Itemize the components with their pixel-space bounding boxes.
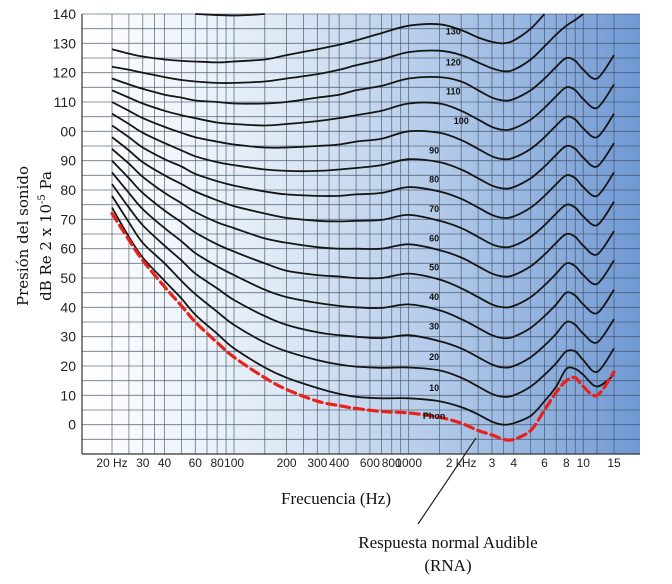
x-tick-label: 2 kHz xyxy=(446,456,477,470)
x-tick-label: 100 xyxy=(224,456,244,470)
curve-40 xyxy=(111,160,615,309)
y-tick-label: 120 xyxy=(53,65,77,81)
y-tick-label: 60 xyxy=(60,241,76,257)
curve-label-20: 20 xyxy=(429,352,439,362)
y-tick-label: 90 xyxy=(60,153,76,169)
curve-60 xyxy=(111,136,615,249)
x-axis-label: Frecuencia (Hz) xyxy=(281,489,391,508)
curve-label-Phon: Phon xyxy=(423,411,446,421)
y-tick-label: 20 xyxy=(60,358,76,374)
x-tick-label: 3 xyxy=(489,456,496,470)
curve-120 xyxy=(111,13,584,85)
x-tick-label: 6 xyxy=(541,456,548,470)
y-tick-label: 110 xyxy=(54,94,77,110)
curve-label-10: 10 xyxy=(429,383,439,393)
curve-label-100: 100 xyxy=(454,116,469,126)
y-tick-label: 130 xyxy=(53,35,77,51)
y-axis-label-line2: dB Re 2 x 10-5 Pa xyxy=(37,171,55,301)
x-tick-label: 60 xyxy=(189,456,203,470)
annotation-pointer xyxy=(417,437,477,525)
y-tick-label: 80 xyxy=(60,182,76,198)
y-ticks: 140 130 120 110 00 90 80 70 60 50 40 30 20 10 0 xyxy=(53,6,77,433)
curve-70 xyxy=(111,124,615,219)
annotation-line2: (RNA) xyxy=(424,556,471,575)
curve-140 xyxy=(195,13,265,17)
y-tick-label: 00 xyxy=(60,123,76,139)
x-tick-label: 80 xyxy=(210,456,224,470)
curve-label-40: 40 xyxy=(429,292,439,302)
rna-curve xyxy=(110,211,616,442)
x-tick-label: 15 xyxy=(607,456,621,470)
x-tick-label: 8 xyxy=(563,456,570,470)
curve-80 xyxy=(111,112,615,190)
curve-100 xyxy=(111,83,615,131)
curve-10 xyxy=(111,195,615,398)
x-tick-label: 300 xyxy=(307,456,327,470)
curve-label-120: 120 xyxy=(446,57,461,67)
x-tick-label: 600 xyxy=(360,456,380,470)
x-tick-label: 10 xyxy=(577,456,591,470)
curve-label-50: 50 xyxy=(429,263,439,273)
curve-label-130: 130 xyxy=(446,27,461,37)
loudness-curves xyxy=(111,13,615,426)
x-tick-label: 800 xyxy=(382,456,402,470)
y-tick-label: 50 xyxy=(60,270,76,286)
y-tick-label: 70 xyxy=(60,211,76,227)
curve-130 xyxy=(111,13,546,64)
curve-110 xyxy=(111,54,615,105)
curve-label-90: 90 xyxy=(429,145,439,155)
curve-label-110: 110 xyxy=(446,87,461,97)
x-tick-label: 30 xyxy=(136,456,150,470)
y-tick-label: 40 xyxy=(60,299,76,315)
y-tick-label: 10 xyxy=(60,387,76,403)
y-axis-label-line1: Presión del sonido xyxy=(14,166,32,306)
y-tick-label: 0 xyxy=(68,417,76,433)
x-tick-label: 1000 xyxy=(395,456,422,470)
curve-label-70: 70 xyxy=(429,204,439,214)
curve-50 xyxy=(111,148,615,278)
curve-30 xyxy=(111,171,615,340)
curve-20 xyxy=(111,183,615,369)
phon-labels: Phon 10 20 30 40 50 60 70 80 90 100 110 120 130 xyxy=(423,27,469,421)
x-tick-label: 40 xyxy=(158,456,172,470)
curve-label-80: 80 xyxy=(429,175,439,185)
grid xyxy=(82,13,640,455)
curve-Phon xyxy=(111,207,615,426)
y-tick-label: 30 xyxy=(60,329,76,345)
x-tick-label: 4 xyxy=(510,456,517,470)
curve-label-30: 30 xyxy=(429,321,439,331)
curve-90 xyxy=(111,101,615,161)
curve-label-60: 60 xyxy=(429,233,439,243)
x-tick-label: 20 Hz xyxy=(96,456,127,470)
x-tick-label: 400 xyxy=(329,456,349,470)
x-tick-label: 200 xyxy=(277,456,297,470)
y-tick-label: 140 xyxy=(53,6,77,22)
rna-curve-group xyxy=(110,211,616,442)
annotation-line1: Respuesta normal Audible xyxy=(358,533,537,552)
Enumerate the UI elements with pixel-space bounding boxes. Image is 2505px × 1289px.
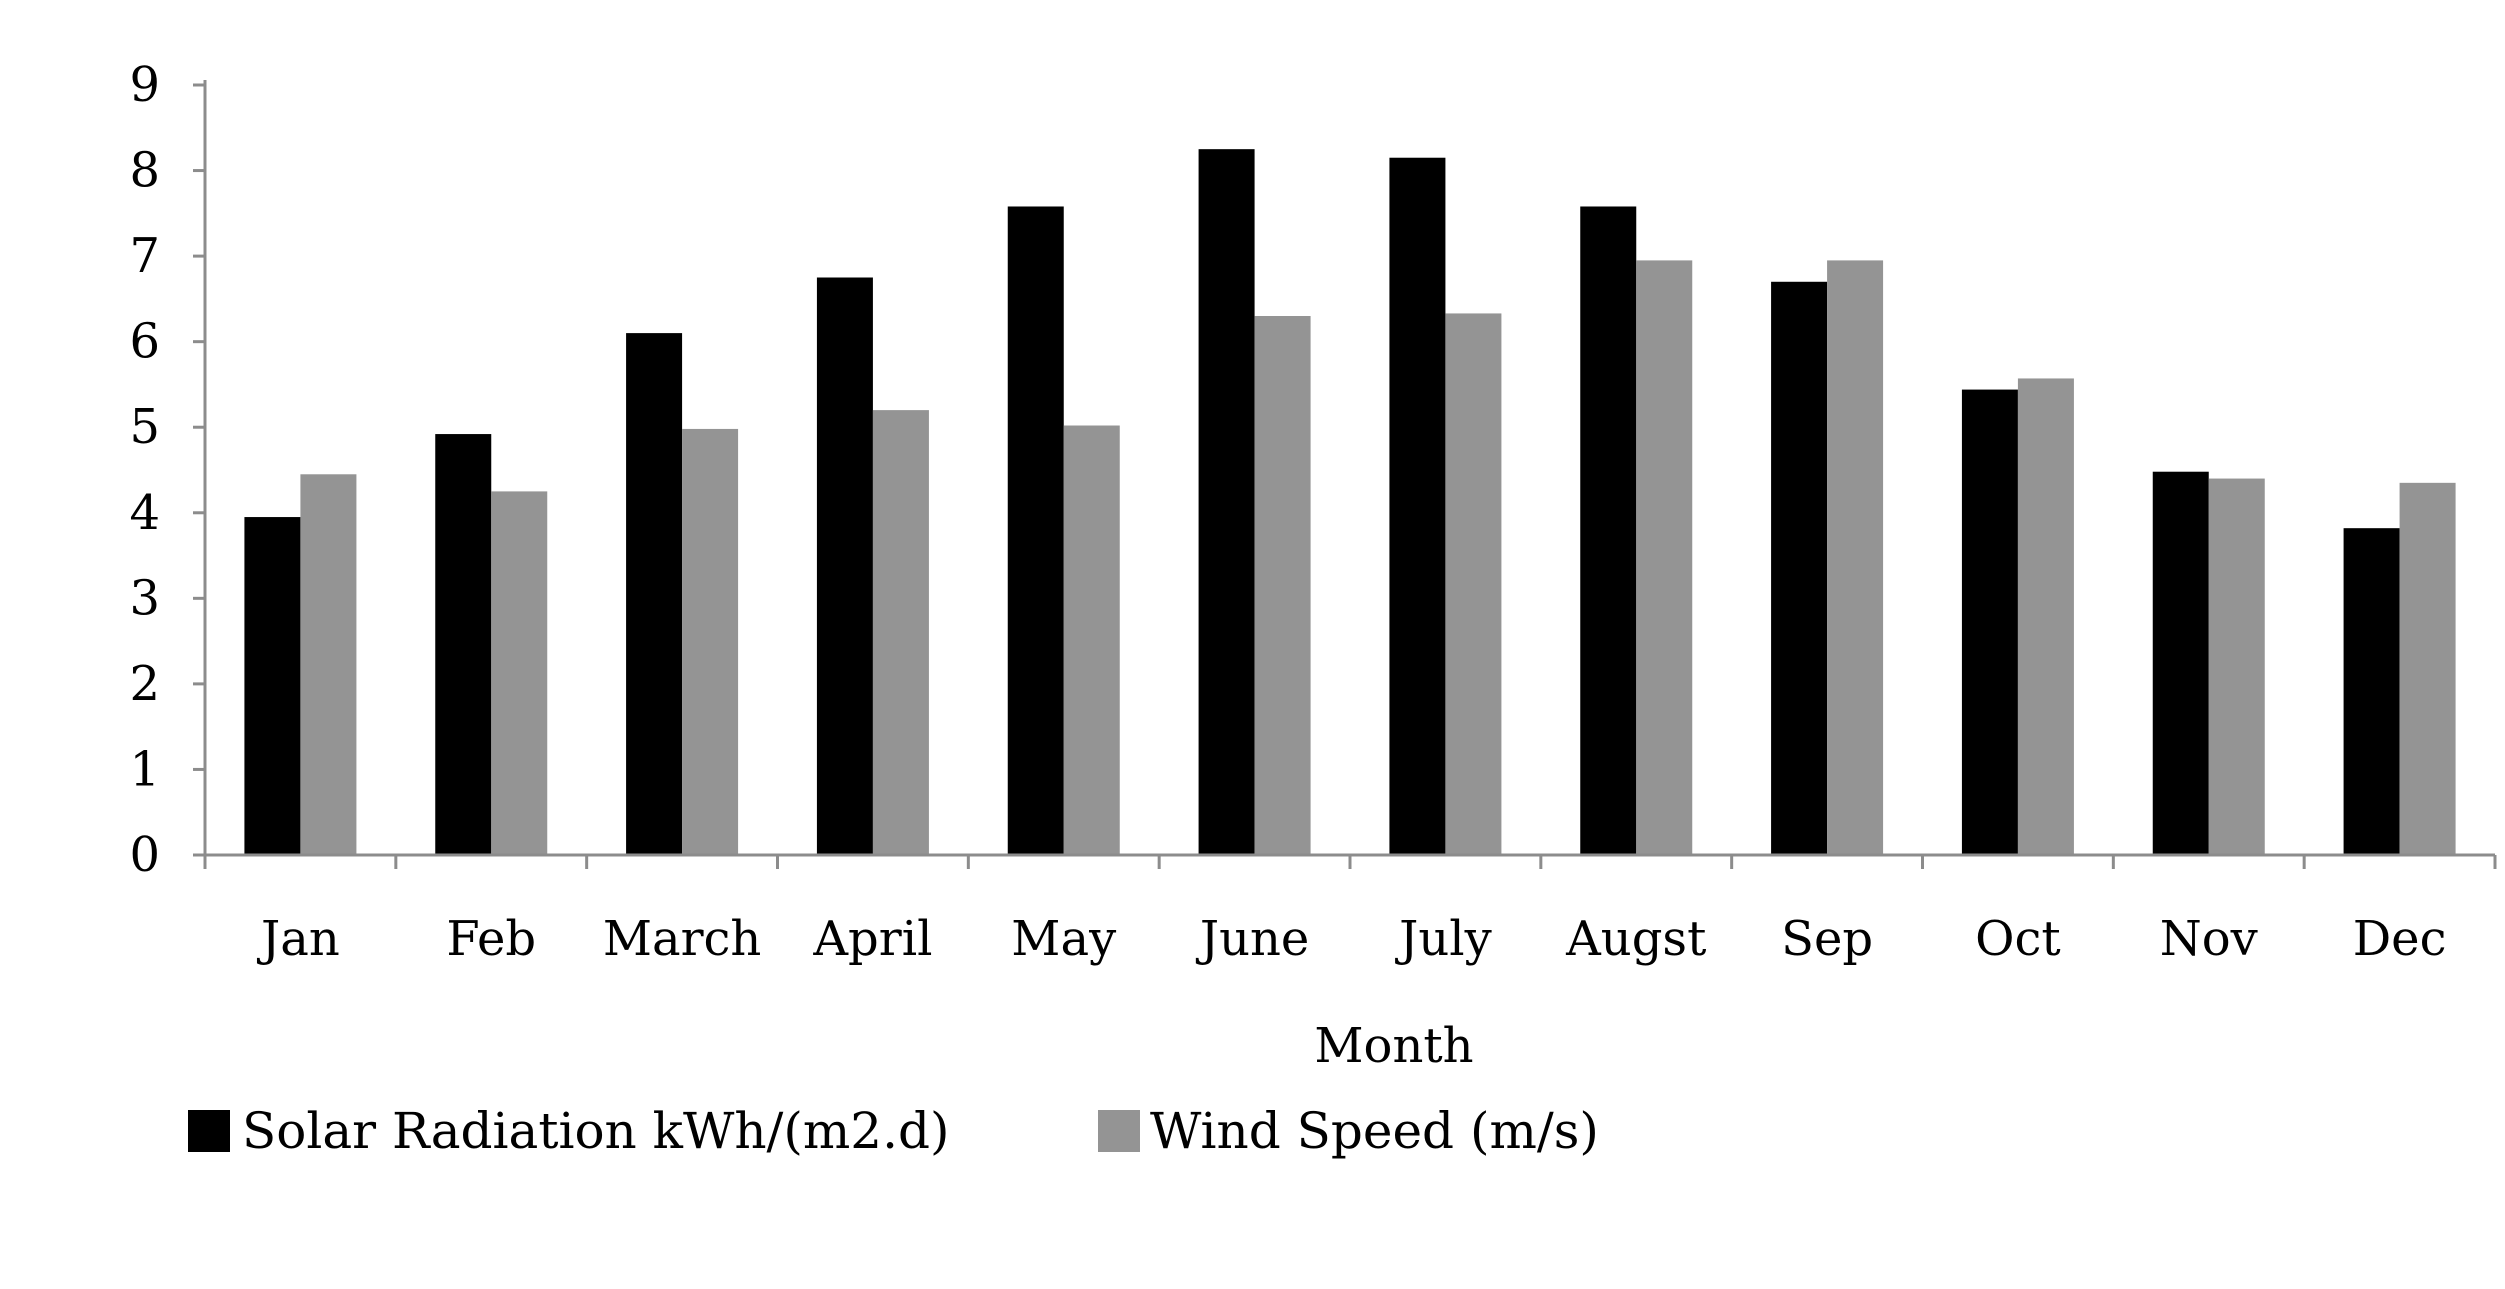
y-tick-label-9: 9 — [129, 57, 160, 113]
x-tick-label-march: March — [603, 911, 762, 967]
labels-layer: 0 1 2 3 4 5 6 7 8 9 Jan Feb March April May June July Aug… — [129, 57, 2446, 967]
bar-wind-march — [682, 428, 739, 855]
bar-solar-jan — [244, 517, 301, 855]
bar-wind-sep — [1827, 260, 1884, 855]
y-tick-label-1: 1 — [129, 741, 160, 797]
bar-wind-july — [1445, 313, 1502, 855]
bar-wind-nov — [2208, 478, 2265, 855]
bar-solar-march — [626, 333, 683, 856]
x-tick-label-oct: Oct — [1975, 911, 2061, 967]
bar-solar-oct — [1961, 389, 2018, 855]
legend-swatch-wind — [1098, 1110, 1140, 1152]
x-tick-label-april: April — [812, 911, 932, 967]
x-tick-label-sep: Sep — [1781, 911, 1873, 967]
bar-wind-augst — [1636, 260, 1693, 855]
x-tick-label-dec: Dec — [2353, 911, 2447, 967]
bar-wind-oct — [2017, 378, 2074, 855]
x-tick-label-jan: Jan — [256, 911, 340, 967]
bar-solar-may — [1007, 206, 1064, 855]
bar-wind-may — [1063, 425, 1120, 855]
y-tick-label-2: 2 — [129, 656, 160, 712]
legend-swatch-solar — [188, 1110, 230, 1152]
axes-layer — [193, 80, 2497, 869]
y-tick-label-6: 6 — [129, 314, 160, 370]
bar-solar-augst — [1580, 206, 1637, 855]
x-tick-label-june: June — [1195, 911, 1309, 967]
bar-solar-feb — [435, 434, 492, 855]
bars-layer — [244, 149, 2456, 856]
bar-solar-june — [1198, 149, 1255, 855]
legend-label-wind: Wind Speed (m/s) — [1150, 1102, 1599, 1160]
bar-solar-dec — [2343, 528, 2400, 855]
y-tick-label-4: 4 — [129, 485, 160, 541]
bar-solar-nov — [2152, 471, 2209, 855]
y-tick-label-0: 0 — [129, 827, 160, 883]
x-tick-label-nov: Nov — [2160, 911, 2258, 967]
bar-wind-jan — [300, 474, 357, 855]
y-tick-label-7: 7 — [129, 228, 160, 284]
y-tick-label-5: 5 — [129, 399, 160, 455]
x-tick-label-feb: Feb — [446, 911, 536, 967]
y-tick-label-3: 3 — [129, 570, 160, 626]
bar-solar-april — [816, 277, 873, 855]
bar-wind-dec — [2399, 482, 2456, 855]
bar-wind-april — [872, 410, 929, 855]
x-tick-label-july: July — [1394, 911, 1492, 967]
bar-solar-july — [1389, 157, 1446, 855]
legend-label-solar: Solar Radiation kWh/(m2.d) — [242, 1102, 950, 1160]
bar-solar-sep — [1771, 281, 1828, 855]
x-tick-label-augst: Augst — [1565, 911, 1706, 967]
legend: Solar Radiation kWh/(m2.d) Wind Speed (m/… — [188, 1102, 1599, 1160]
x-tick-label-may: May — [1011, 911, 1116, 967]
bar-wind-feb — [491, 491, 548, 855]
bar-wind-june — [1254, 316, 1311, 855]
x-axis-title: Month — [1314, 1018, 1473, 1074]
y-tick-label-8: 8 — [129, 143, 160, 199]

=-=-=

TASK TO CARRY OUT: Put every line above into a numbered list, skipping blank lines and leaving out the pictures.

THE REPLY:
1. Itemize the components with their pixel-space bounding boxes.
2. x-tick-label: 2 kHz xyxy=(446,456,477,470)
3. x-tick-label: 100 xyxy=(224,456,244,470)
4. curve-40 xyxy=(111,160,615,309)
5. y-tick-label: 120 xyxy=(53,65,77,81)
6. y-tick-label: 60 xyxy=(60,241,76,257)
7. curve-label-20: 20 xyxy=(429,352,439,362)
8. y-tick-label: 90 xyxy=(60,153,76,169)
9. curve-60 xyxy=(111,136,615,249)
10. x-axis-label: Frecuencia (Hz) xyxy=(281,489,391,508)
11. curve-label-Phon: Phon xyxy=(423,411,446,421)
12. y-tick-label: 20 xyxy=(60,358,76,374)
13. x-tick-label: 3 xyxy=(489,456,496,470)
14. curve-120 xyxy=(111,13,584,85)
15. x-tick-label: 6 xyxy=(541,456,548,470)
16. y-tick-label: 110 xyxy=(54,94,77,110)
17. curve-label-10: 10 xyxy=(429,383,439,393)
18. curve-label-100: 100 xyxy=(454,116,469,126)
19. y-tick-label: 130 xyxy=(53,35,77,51)
20. y-axis-label-line2: dB Re 2 x 10-5 Pa xyxy=(37,171,55,301)
21. x-tick-label: 60 xyxy=(189,456,203,470)
22. annotation-pointer xyxy=(417,437,477,525)
23. y-tick-label: 80 xyxy=(60,182,76,198)
24. y-ticks: 140 130 120 110 00 90 80 70 60 50 40 30 20 10 0 xyxy=(53,6,77,433)
25. curve-70 xyxy=(111,124,615,219)
26. annotation-line2: (RNA) xyxy=(424,556,471,575)
27. curve-140 xyxy=(195,13,265,17)
28. y-tick-label: 00 xyxy=(60,123,76,139)
29. x-tick-label: 80 xyxy=(210,456,224,470)
30. curve-label-40: 40 xyxy=(429,292,439,302)
31. rna-curve xyxy=(110,211,616,442)
32. x-tick-label: 15 xyxy=(607,456,621,470)
33. x-tick-label: 8 xyxy=(563,456,570,470)
34. curve-80 xyxy=(111,112,615,190)
35. curve-100 xyxy=(111,83,615,131)
36. curve-10 xyxy=(111,195,615,398)
37. x-tick-label: 300 xyxy=(307,456,327,470)
38. curve-label-120: 120 xyxy=(446,57,461,67)
39. x-tick-label: 600 xyxy=(360,456,380,470)
40. x-tick-label: 10 xyxy=(577,456,591,470)
41. curve-label-50: 50 xyxy=(429,263,439,273)
42. curve-label-130: 130 xyxy=(446,27,461,37)
43. loudness-curves xyxy=(111,13,615,426)
44. x-tick-label: 800 xyxy=(382,456,402,470)
45. y-tick-label: 50 xyxy=(60,270,76,286)
46. y-tick-label: 70 xyxy=(60,211,76,227)
47. curve-130 xyxy=(111,13,546,64)
48. curve-110 xyxy=(111,54,615,105)
49. curve-label-90: 90 xyxy=(429,145,439,155)
50. curve-label-110: 110 xyxy=(446,87,461,97)
51. x-tick-label: 30 xyxy=(136,456,150,470)
52. y-tick-label: 40 xyxy=(60,299,76,315)
53. y-tick-label: 10 xyxy=(60,387,76,403)
54. y-axis-label-line1: Presión del sonido xyxy=(14,166,32,306)
55. y-tick-label: 0 xyxy=(68,417,76,433)
56. x-tick-label: 1000 xyxy=(395,456,422,470)
57. curve-label-70: 70 xyxy=(429,204,439,214)
58. curve-50 xyxy=(111,148,615,278)
59. curve-30 xyxy=(111,171,615,340)
60. curve-20 xyxy=(111,183,615,369)
61. phon-labels: Phon 10 20 30 40 50 60 70 80 90 100 110 120 130 xyxy=(423,27,469,421)
62. x-tick-label: 40 xyxy=(158,456,172,470)
63. curve-label-80: 80 xyxy=(429,175,439,185)
64. grid xyxy=(82,13,640,455)
65. curve-Phon xyxy=(111,207,615,426)
66. y-tick-label: 30 xyxy=(60,329,76,345)
67. x-tick-label: 4 xyxy=(510,456,517,470)
68. curve-label-30: 30 xyxy=(429,321,439,331)
69. curve-90 xyxy=(111,101,615,161)
70. curve-label-60: 60 xyxy=(429,233,439,243)
71. x-tick-label: 20 Hz xyxy=(96,456,127,470)
72. x-tick-label: 400 xyxy=(329,456,349,470)
73. x-tick-label: 200 xyxy=(277,456,297,470)
74. y-tick-label: 140 xyxy=(53,6,77,22)
75. rna-curve-group xyxy=(110,211,616,442)
76. annotation-line1: Respuesta normal Audible xyxy=(358,533,537,552)
77. Enumerate the UI elements with pixel-space bounding boxes. Image is 2505px × 1289px.
78. y-tick-label-9: 9 — [129, 57, 160, 113]
79. x-tick-label-march: March — [603, 911, 762, 967]
80. labels-layer: 0 1 2 3 4 5 6 7 8 9 Jan Feb March April May June July Aug… — [129, 57, 2446, 967]
81. bar-wind-march — [682, 428, 739, 855]
82. bar-solar-jan — [244, 517, 301, 855]
83. bar-wind-sep — [1827, 260, 1884, 855]
84. y-tick-label-1: 1 — [129, 741, 160, 797]
85. bar-wind-july — [1445, 313, 1502, 855]
86. bar-wind-nov — [2208, 478, 2265, 855]
87. bar-solar-march — [626, 333, 683, 856]
88. x-tick-label-oct: Oct — [1975, 911, 2061, 967]
89. bar-solar-oct — [1961, 389, 2018, 855]
90. legend-swatch-wind — [1098, 1110, 1140, 1152]
91. x-tick-label-april: April — [812, 911, 932, 967]
92. x-tick-label-sep: Sep — [1781, 911, 1873, 967]
93. bar-wind-augst — [1636, 260, 1693, 855]
94. x-tick-label-dec: Dec — [2353, 911, 2447, 967]
95. bar-wind-oct — [2017, 378, 2074, 855]
96. x-tick-label-jan: Jan — [256, 911, 340, 967]
97. bar-solar-may — [1007, 206, 1064, 855]
98. bar-wind-may — [1063, 425, 1120, 855]
99. y-tick-label-2: 2 — [129, 656, 160, 712]
100. legend-swatch-solar — [188, 1110, 230, 1152]
101. axes-layer — [193, 80, 2497, 869]
102. y-tick-label-6: 6 — [129, 314, 160, 370]
103. bar-solar-augst — [1580, 206, 1637, 855]
104. x-tick-label-june: June — [1195, 911, 1309, 967]
105. bar-solar-feb — [435, 434, 492, 855]
106. bars-layer — [244, 149, 2456, 856]
107. bar-solar-june — [1198, 149, 1255, 855]
108. legend-label-wind: Wind Speed (m/s) — [1150, 1102, 1599, 1160]
109. bar-solar-dec — [2343, 528, 2400, 855]
110. y-tick-label-4: 4 — [129, 485, 160, 541]
111. bar-solar-nov — [2152, 471, 2209, 855]
112. y-tick-label-0: 0 — [129, 827, 160, 883]
113. x-tick-label-nov: Nov — [2160, 911, 2258, 967]
114. bar-wind-jan — [300, 474, 357, 855]
115. y-tick-label-7: 7 — [129, 228, 160, 284]
116. y-tick-label-5: 5 — [129, 399, 160, 455]
117. x-tick-label-feb: Feb — [446, 911, 536, 967]
118. y-tick-label-3: 3 — [129, 570, 160, 626]
119. bar-solar-april — [816, 277, 873, 855]
120. bar-wind-dec — [2399, 482, 2456, 855]
121. bar-wind-april — [872, 410, 929, 855]
122. x-tick-label-july: July — [1394, 911, 1492, 967]
123. bar-solar-july — [1389, 157, 1446, 855]
124. legend-label-solar: Solar Radiation kWh/(m2.d) — [242, 1102, 950, 1160]
125. bar-solar-sep — [1771, 281, 1828, 855]
126. x-tick-label-augst: Augst — [1565, 911, 1706, 967]
127. legend: Solar Radiation kWh/(m2.d) Wind Speed (m/… — [188, 1102, 1599, 1160]
128. x-tick-label-may: May — [1011, 911, 1116, 967]
129. bar-wind-feb — [491, 491, 548, 855]
130. bar-wind-june — [1254, 316, 1311, 855]
131. x-axis-title: Month — [1314, 1018, 1473, 1074]
132. y-tick-label-8: 8 — [129, 143, 160, 199]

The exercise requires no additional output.